Stored data entries
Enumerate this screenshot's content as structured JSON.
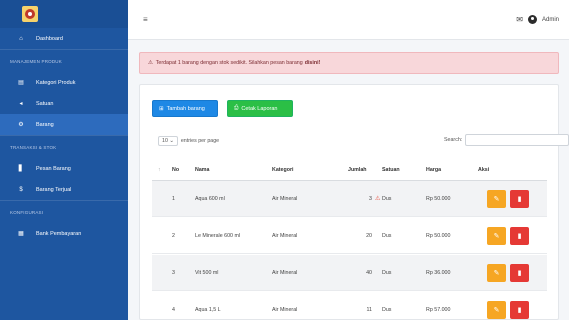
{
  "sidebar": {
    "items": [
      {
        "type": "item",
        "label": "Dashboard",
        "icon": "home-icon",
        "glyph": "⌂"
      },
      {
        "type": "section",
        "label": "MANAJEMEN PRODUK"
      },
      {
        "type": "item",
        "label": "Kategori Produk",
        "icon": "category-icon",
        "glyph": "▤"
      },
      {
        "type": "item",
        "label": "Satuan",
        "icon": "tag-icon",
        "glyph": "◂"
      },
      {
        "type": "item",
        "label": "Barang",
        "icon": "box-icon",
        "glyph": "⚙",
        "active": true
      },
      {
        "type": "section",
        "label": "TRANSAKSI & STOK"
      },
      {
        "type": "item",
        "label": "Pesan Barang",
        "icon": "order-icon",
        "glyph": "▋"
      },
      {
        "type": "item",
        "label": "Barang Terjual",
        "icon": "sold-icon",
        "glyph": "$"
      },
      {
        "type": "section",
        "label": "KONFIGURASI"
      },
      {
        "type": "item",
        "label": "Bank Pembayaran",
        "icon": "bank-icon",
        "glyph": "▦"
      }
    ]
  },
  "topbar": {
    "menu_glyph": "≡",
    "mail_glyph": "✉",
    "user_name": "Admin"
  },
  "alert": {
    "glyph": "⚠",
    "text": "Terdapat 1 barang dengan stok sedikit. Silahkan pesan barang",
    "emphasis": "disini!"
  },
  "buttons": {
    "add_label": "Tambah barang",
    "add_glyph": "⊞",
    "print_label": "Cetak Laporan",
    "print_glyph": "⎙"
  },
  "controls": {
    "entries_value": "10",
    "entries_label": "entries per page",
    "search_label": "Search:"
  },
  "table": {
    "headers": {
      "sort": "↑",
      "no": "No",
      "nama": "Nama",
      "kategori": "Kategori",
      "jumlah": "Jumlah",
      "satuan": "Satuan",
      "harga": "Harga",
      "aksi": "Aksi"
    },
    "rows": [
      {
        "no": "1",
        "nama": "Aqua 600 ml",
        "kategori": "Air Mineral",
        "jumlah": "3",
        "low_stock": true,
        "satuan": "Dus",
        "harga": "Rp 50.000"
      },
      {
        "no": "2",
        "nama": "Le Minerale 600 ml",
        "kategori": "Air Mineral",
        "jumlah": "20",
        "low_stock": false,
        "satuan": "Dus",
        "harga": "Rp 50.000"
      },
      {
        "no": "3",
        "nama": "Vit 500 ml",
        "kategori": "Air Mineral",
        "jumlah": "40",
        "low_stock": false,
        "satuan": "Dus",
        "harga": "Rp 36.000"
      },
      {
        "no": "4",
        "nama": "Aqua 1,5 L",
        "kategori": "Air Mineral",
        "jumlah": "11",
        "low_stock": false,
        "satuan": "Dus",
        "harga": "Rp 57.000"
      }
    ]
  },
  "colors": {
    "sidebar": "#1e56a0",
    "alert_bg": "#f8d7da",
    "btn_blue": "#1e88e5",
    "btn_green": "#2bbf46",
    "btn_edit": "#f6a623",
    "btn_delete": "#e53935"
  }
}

■ Given instruction
Work out how many lines above contain the word "jumlah". Give only the number.

■ Written response
5